**YOUR INSTRUCTIONS:**
Transcribe the entries below exactly; leave every image out.

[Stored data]
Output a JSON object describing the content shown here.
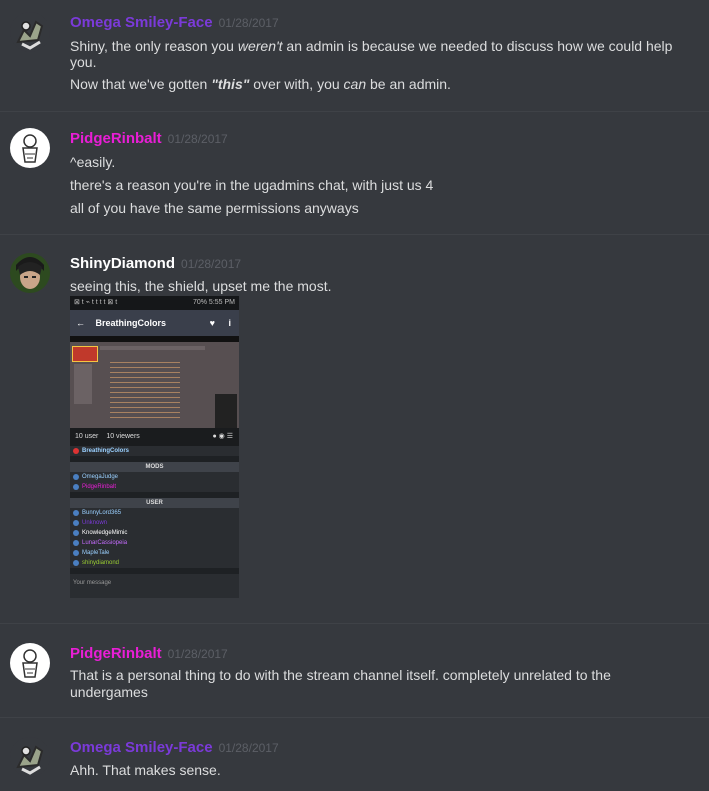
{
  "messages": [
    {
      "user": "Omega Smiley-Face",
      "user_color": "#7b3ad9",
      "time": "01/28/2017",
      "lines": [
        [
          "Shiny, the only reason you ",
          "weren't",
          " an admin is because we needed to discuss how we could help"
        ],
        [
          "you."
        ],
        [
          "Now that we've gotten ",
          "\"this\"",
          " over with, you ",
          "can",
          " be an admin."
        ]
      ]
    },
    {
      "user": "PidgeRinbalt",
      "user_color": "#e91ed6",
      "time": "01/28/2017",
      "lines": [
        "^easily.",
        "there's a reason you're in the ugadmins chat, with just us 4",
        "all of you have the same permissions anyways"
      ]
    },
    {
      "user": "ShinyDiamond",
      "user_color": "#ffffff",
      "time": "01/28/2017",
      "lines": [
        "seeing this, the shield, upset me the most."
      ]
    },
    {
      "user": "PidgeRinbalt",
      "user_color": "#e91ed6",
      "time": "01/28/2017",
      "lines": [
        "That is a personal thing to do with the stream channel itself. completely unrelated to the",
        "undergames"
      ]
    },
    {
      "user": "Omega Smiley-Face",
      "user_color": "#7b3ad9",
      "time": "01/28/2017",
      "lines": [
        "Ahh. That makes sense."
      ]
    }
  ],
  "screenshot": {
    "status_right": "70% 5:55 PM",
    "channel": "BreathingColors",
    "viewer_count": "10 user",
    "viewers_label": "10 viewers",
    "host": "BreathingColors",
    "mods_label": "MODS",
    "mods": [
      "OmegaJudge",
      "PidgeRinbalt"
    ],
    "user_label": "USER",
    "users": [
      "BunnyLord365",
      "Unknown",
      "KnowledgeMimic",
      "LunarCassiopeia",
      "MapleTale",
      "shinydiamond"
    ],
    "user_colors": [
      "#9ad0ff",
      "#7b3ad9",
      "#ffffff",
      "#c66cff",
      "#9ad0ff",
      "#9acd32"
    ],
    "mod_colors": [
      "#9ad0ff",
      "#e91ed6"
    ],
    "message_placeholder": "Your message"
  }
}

**WRITTEN ANSWER:**
Output a JSON object describing the content shown here.
{
  "messages": [
    {
      "user": "Omega Smiley-Face",
      "user_color": "#7b3ad9",
      "time": "01/28/2017",
      "lines": [
        [
          "Shiny, the only reason you ",
          "weren't",
          " an admin is because we needed to discuss how we could help"
        ],
        [
          "you."
        ],
        [
          "Now that we've gotten ",
          "\"this\"",
          " over with, you ",
          "can",
          " be an admin."
        ]
      ]
    },
    {
      "user": "PidgeRinbalt",
      "user_color": "#e91ed6",
      "time": "01/28/2017",
      "lines": [
        "^easily.",
        "there's a reason you're in the ugadmins chat, with just us 4",
        "all of you have the same permissions anyways"
      ]
    },
    {
      "user": "ShinyDiamond",
      "user_color": "#ffffff",
      "time": "01/28/2017",
      "lines": [
        "seeing this, the shield, upset me the most."
      ]
    },
    {
      "user": "PidgeRinbalt",
      "user_color": "#e91ed6",
      "time": "01/28/2017",
      "lines": [
        "That is a personal thing to do with the stream channel itself. completely unrelated to the",
        "undergames"
      ]
    },
    {
      "user": "Omega Smiley-Face",
      "user_color": "#7b3ad9",
      "time": "01/28/2017",
      "lines": [
        "Ahh. That makes sense."
      ]
    }
  ],
  "screenshot": {
    "status_right": "70% 5:55 PM",
    "channel": "BreathingColors",
    "viewer_count": "10 user",
    "viewers_label": "10 viewers",
    "host": "BreathingColors",
    "mods_label": "MODS",
    "mods": [
      "OmegaJudge",
      "PidgeRinbalt"
    ],
    "user_label": "USER",
    "users": [
      "BunnyLord365",
      "Unknown",
      "KnowledgeMimic",
      "LunarCassiopeia",
      "MapleTale",
      "shinydiamond"
    ],
    "user_colors": [
      "#9ad0ff",
      "#7b3ad9",
      "#ffffff",
      "#c66cff",
      "#9ad0ff",
      "#9acd32"
    ],
    "mod_colors": [
      "#9ad0ff",
      "#e91ed6"
    ],
    "message_placeholder": "Your message"
  }
}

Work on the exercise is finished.